Pick out every line that holds the string "title" and copy it.

[Stored entries]
.....
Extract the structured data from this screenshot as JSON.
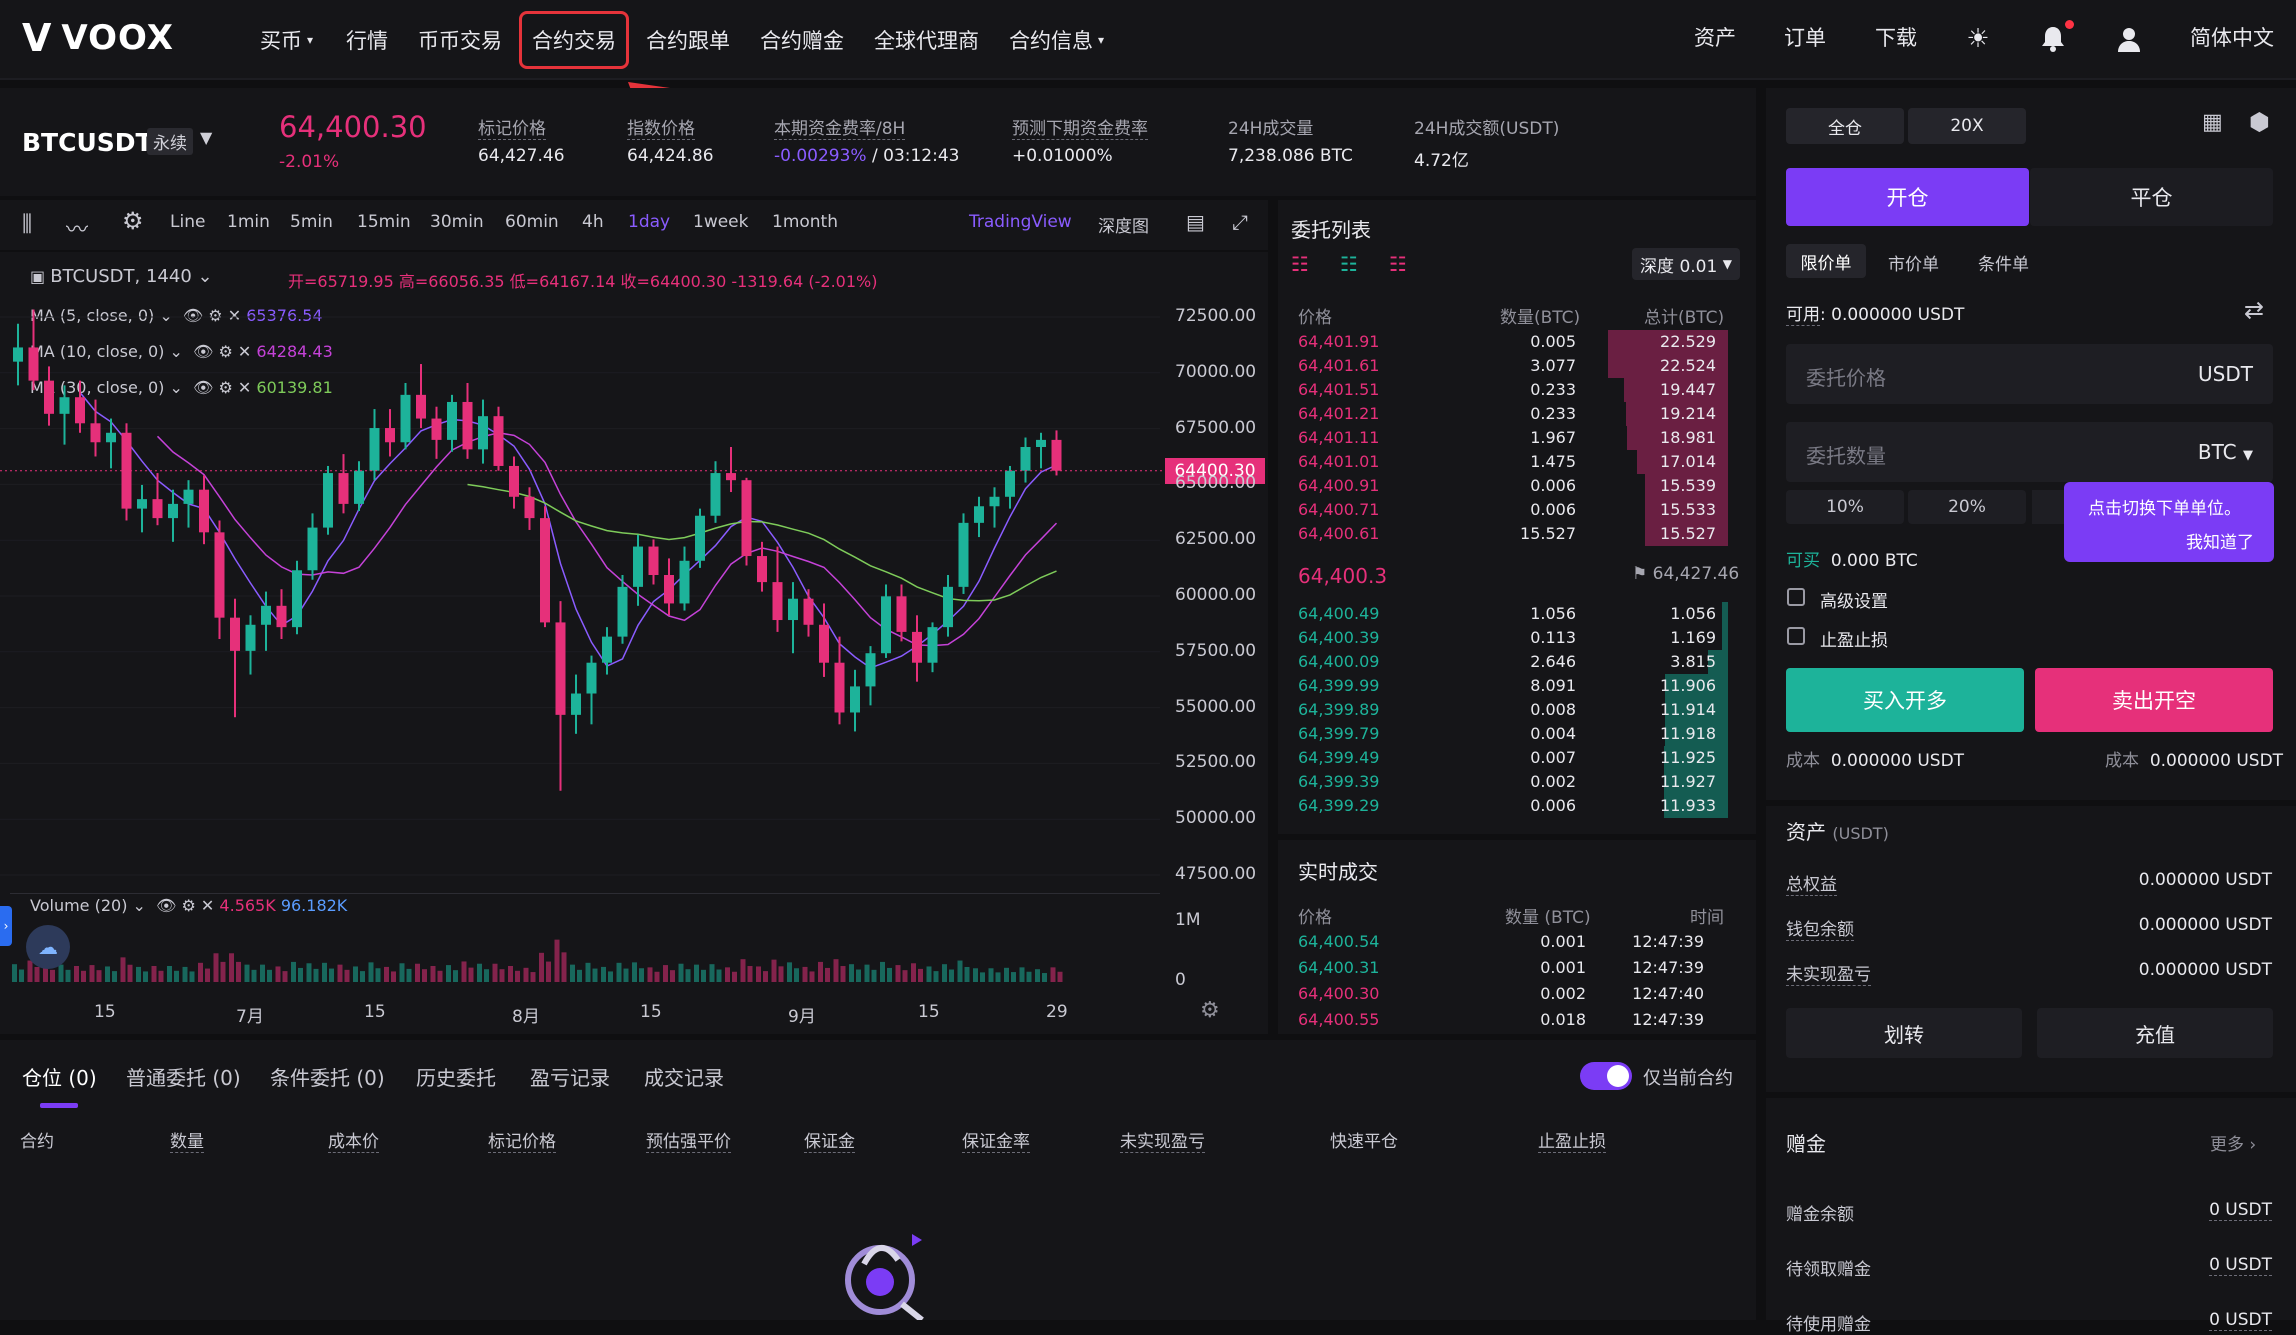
{
  "header": {
    "logo_text": "VOOX",
    "nav": [
      {
        "label": "买币",
        "dropdown": true
      },
      {
        "label": "行情"
      },
      {
        "label": "币币交易"
      },
      {
        "label": "合约交易",
        "active": true
      },
      {
        "label": "合约跟单"
      },
      {
        "label": "合约赠金"
      },
      {
        "label": "全球代理商"
      },
      {
        "label": "合约信息",
        "dropdown": true
      }
    ],
    "right": {
      "assets": "资产",
      "orders": "订单",
      "download": "下载",
      "language": "简体中文"
    }
  },
  "ticker": {
    "symbol": "BTCUSDT",
    "perpetual": "永续",
    "last_price": "64,400.30",
    "change_pct": "-2.01%",
    "mark_price_label": "标记价格",
    "mark_price": "64,427.46",
    "index_price_label": "指数价格",
    "index_price": "64,424.86",
    "funding_label": "本期资金费率/8H",
    "funding_rate": "-0.00293%",
    "funding_countdown": "/ 03:12:43",
    "next_funding_label": "预测下期资金费率",
    "next_funding": "+0.01000%",
    "vol_label": "24H成交量",
    "vol": "7,238.086 BTC",
    "turnover_label": "24H成交额(USDT)",
    "turnover": "4.72亿"
  },
  "chart": {
    "toolbar": {
      "intervals": [
        "Line",
        "1min",
        "5min",
        "15min",
        "30min",
        "60min",
        "4h",
        "1day",
        "1week",
        "1month"
      ],
      "active_interval": "1day",
      "tradingview": "TradingView",
      "depth": "深度图"
    },
    "legend": {
      "symbol": "BTCUSDT, 1440",
      "ohlc": "开=65719.95  高=66056.35  低=64167.14  收=64400.30  -1319.64 (-2.01%)",
      "ma1_label": "MA (5, close, 0)",
      "ma1_value": "65376.54",
      "ma2_label": "MA (10, close, 0)",
      "ma2_value": "64284.43",
      "ma3_label": "MA (30, close, 0)",
      "ma3_value": "60139.81",
      "volume_label": "Volume (20)",
      "vol_a": "4.565K",
      "vol_b": "96.182K"
    },
    "price_tag": "64400.30",
    "y_ticks": [
      "72500.00",
      "70000.00",
      "67500.00",
      "65000.00",
      "62500.00",
      "60000.00",
      "57500.00",
      "55000.00",
      "52500.00",
      "50000.00",
      "47500.00"
    ],
    "vol_ticks": [
      "1M",
      "0"
    ],
    "x_ticks": [
      "15",
      "7月",
      "15",
      "8月",
      "15",
      "9月",
      "15",
      "29"
    ]
  },
  "chart_data": {
    "type": "candlestick",
    "ylim": [
      46500,
      73500
    ],
    "candles": [
      [
        69000,
        70600,
        68000,
        69600
      ],
      [
        69600,
        71200,
        67800,
        68200
      ],
      [
        68200,
        68800,
        66300,
        66800
      ],
      [
        66800,
        68000,
        65500,
        67500
      ],
      [
        67500,
        68200,
        66000,
        66400
      ],
      [
        66400,
        67400,
        65000,
        65600
      ],
      [
        65600,
        66600,
        64500,
        66000
      ],
      [
        66000,
        66400,
        62300,
        62800
      ],
      [
        62800,
        63800,
        61800,
        63200
      ],
      [
        63200,
        64300,
        62100,
        62400
      ],
      [
        62400,
        63600,
        61400,
        63000
      ],
      [
        63000,
        64000,
        62000,
        63600
      ],
      [
        63600,
        64200,
        61300,
        61800
      ],
      [
        61800,
        62300,
        57300,
        58200
      ],
      [
        58200,
        59000,
        54000,
        56800
      ],
      [
        56800,
        58300,
        55800,
        57900
      ],
      [
        57900,
        59300,
        56800,
        58700
      ],
      [
        58700,
        59400,
        57300,
        57800
      ],
      [
        57800,
        60600,
        57500,
        60200
      ],
      [
        60200,
        62600,
        59800,
        62000
      ],
      [
        62000,
        64600,
        61700,
        64300
      ],
      [
        64300,
        65100,
        62600,
        63000
      ],
      [
        63000,
        64800,
        62700,
        64400
      ],
      [
        64400,
        67000,
        64000,
        66200
      ],
      [
        66200,
        67000,
        65000,
        65600
      ],
      [
        65600,
        68100,
        65300,
        67600
      ],
      [
        67600,
        68900,
        66200,
        66600
      ],
      [
        66600,
        67100,
        64900,
        65700
      ],
      [
        65700,
        67600,
        65200,
        67300
      ],
      [
        67300,
        68100,
        64900,
        65300
      ],
      [
        65300,
        67400,
        64700,
        66700
      ],
      [
        66700,
        67100,
        64400,
        64600
      ],
      [
        64600,
        65000,
        62800,
        63300
      ],
      [
        63300,
        63700,
        61900,
        62400
      ],
      [
        62400,
        62900,
        57800,
        58000
      ],
      [
        58000,
        58900,
        50900,
        54100
      ],
      [
        54100,
        55800,
        53300,
        55000
      ],
      [
        55000,
        56600,
        53700,
        56300
      ],
      [
        56300,
        57800,
        55800,
        57400
      ],
      [
        57400,
        60000,
        57100,
        59500
      ],
      [
        59500,
        61700,
        58700,
        61200
      ],
      [
        61200,
        61500,
        59600,
        60000
      ],
      [
        60000,
        60700,
        58300,
        58800
      ],
      [
        58800,
        61200,
        58500,
        60600
      ],
      [
        60600,
        62800,
        60300,
        62500
      ],
      [
        62500,
        64800,
        62200,
        64300
      ],
      [
        64300,
        65400,
        63500,
        64000
      ],
      [
        64000,
        64100,
        60400,
        60800
      ],
      [
        60800,
        61400,
        59300,
        59700
      ],
      [
        59700,
        61200,
        57600,
        58100
      ],
      [
        58100,
        59700,
        56700,
        59000
      ],
      [
        59000,
        59400,
        57400,
        57900
      ],
      [
        57900,
        58800,
        55700,
        56300
      ],
      [
        56300,
        57400,
        53700,
        54200
      ],
      [
        54200,
        56000,
        53400,
        55300
      ],
      [
        55300,
        57000,
        54500,
        56700
      ],
      [
        56700,
        59600,
        56500,
        59100
      ],
      [
        59100,
        59600,
        57200,
        57600
      ],
      [
        57600,
        58300,
        55500,
        56300
      ],
      [
        56300,
        58000,
        55900,
        57800
      ],
      [
        57800,
        60000,
        57400,
        59500
      ],
      [
        59500,
        62600,
        59200,
        62200
      ],
      [
        62200,
        63300,
        61600,
        62900
      ],
      [
        62900,
        63700,
        62000,
        63300
      ],
      [
        63300,
        64600,
        62800,
        64400
      ],
      [
        64400,
        65800,
        63900,
        65400
      ],
      [
        65400,
        66000,
        64500,
        65700
      ],
      [
        65700,
        66100,
        64200,
        64400
      ]
    ]
  },
  "orderbook": {
    "title": "委托列表",
    "depth_select": "深度 0.01",
    "headers": [
      "价格",
      "数量(BTC)",
      "总计(BTC)"
    ],
    "asks": [
      [
        "64,401.91",
        "0.005",
        "22.529"
      ],
      [
        "64,401.61",
        "3.077",
        "22.524"
      ],
      [
        "64,401.51",
        "0.233",
        "19.447"
      ],
      [
        "64,401.21",
        "0.233",
        "19.214"
      ],
      [
        "64,401.11",
        "1.967",
        "18.981"
      ],
      [
        "64,401.01",
        "1.475",
        "17.014"
      ],
      [
        "64,400.91",
        "0.006",
        "15.539"
      ],
      [
        "64,400.71",
        "0.006",
        "15.533"
      ],
      [
        "64,400.61",
        "15.527",
        "15.527"
      ]
    ],
    "mid_price": "64,400.3",
    "mark_price": "64,427.46",
    "bids": [
      [
        "64,400.49",
        "1.056",
        "1.056"
      ],
      [
        "64,400.39",
        "0.113",
        "1.169"
      ],
      [
        "64,400.09",
        "2.646",
        "3.815"
      ],
      [
        "64,399.99",
        "8.091",
        "11.906"
      ],
      [
        "64,399.89",
        "0.008",
        "11.914"
      ],
      [
        "64,399.79",
        "0.004",
        "11.918"
      ],
      [
        "64,399.49",
        "0.007",
        "11.925"
      ],
      [
        "64,399.39",
        "0.002",
        "11.927"
      ],
      [
        "64,399.29",
        "0.006",
        "11.933"
      ]
    ]
  },
  "trades": {
    "title": "实时成交",
    "headers": [
      "价格",
      "数量 (BTC)",
      "时间"
    ],
    "rows": [
      [
        "64,400.54",
        "0.001",
        "12:47:39",
        "buy"
      ],
      [
        "64,400.31",
        "0.001",
        "12:47:39",
        "buy"
      ],
      [
        "64,400.30",
        "0.002",
        "12:47:40",
        "sell"
      ],
      [
        "64,400.55",
        "0.018",
        "12:47:39",
        "sell"
      ]
    ]
  },
  "positions": {
    "tabs": [
      "仓位 (0)",
      "普通委托 (0)",
      "条件委托 (0)",
      "历史委托",
      "盈亏记录",
      "成交记录"
    ],
    "only_current": "仅当前合约",
    "columns": [
      "合约",
      "数量",
      "成本价",
      "标记价格",
      "预估强平价",
      "保证金",
      "保证金率",
      "未实现盈亏",
      "快速平仓",
      "止盈止损"
    ]
  },
  "order_form": {
    "margin_mode": "全仓",
    "leverage": "20X",
    "open_tab": "开仓",
    "close_tab": "平仓",
    "order_types": [
      "限价单",
      "市价单",
      "条件单"
    ],
    "available_label": "可用",
    "available": ": 0.000000 USDT",
    "price_placeholder": "委托价格",
    "price_unit": "USDT",
    "qty_placeholder": "委托数量",
    "qty_unit": "BTC",
    "pcts": [
      "10%",
      "20%"
    ],
    "tooltip_line1": "点击切换下单单位。",
    "tooltip_line2": "我知道了",
    "can_buy_label": "可买",
    "can_buy": "0.000 BTC",
    "advanced": "高级设置",
    "tpsl": "止盈止损",
    "buy_btn": "买入开多",
    "sell_btn": "卖出开空",
    "cost_label": "成本",
    "cost_buy": "0.000000 USDT",
    "cost_sell": "0.000000 USDT"
  },
  "assets": {
    "title": "资产",
    "unit": "(USDT)",
    "rows": [
      [
        "总权益",
        "0.000000 USDT"
      ],
      [
        "钱包余额",
        "0.000000 USDT"
      ],
      [
        "未实现盈亏",
        "0.000000 USDT"
      ]
    ],
    "transfer": "划转",
    "deposit": "充值"
  },
  "bonus": {
    "title": "赠金",
    "more": "更多",
    "rows": [
      [
        "赠金余额",
        "0 USDT"
      ],
      [
        "待领取赠金",
        "0 USDT"
      ],
      [
        "待使用赠金",
        "0 USDT"
      ]
    ]
  },
  "colors": {
    "up": "#1db39a",
    "down": "#e6307a",
    "accent": "#7b3cf5"
  }
}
.....
* Result of the task:
    "title": "委托列表",
    "title": "实时成交",
    "title": "资产",
    "title": "赠金",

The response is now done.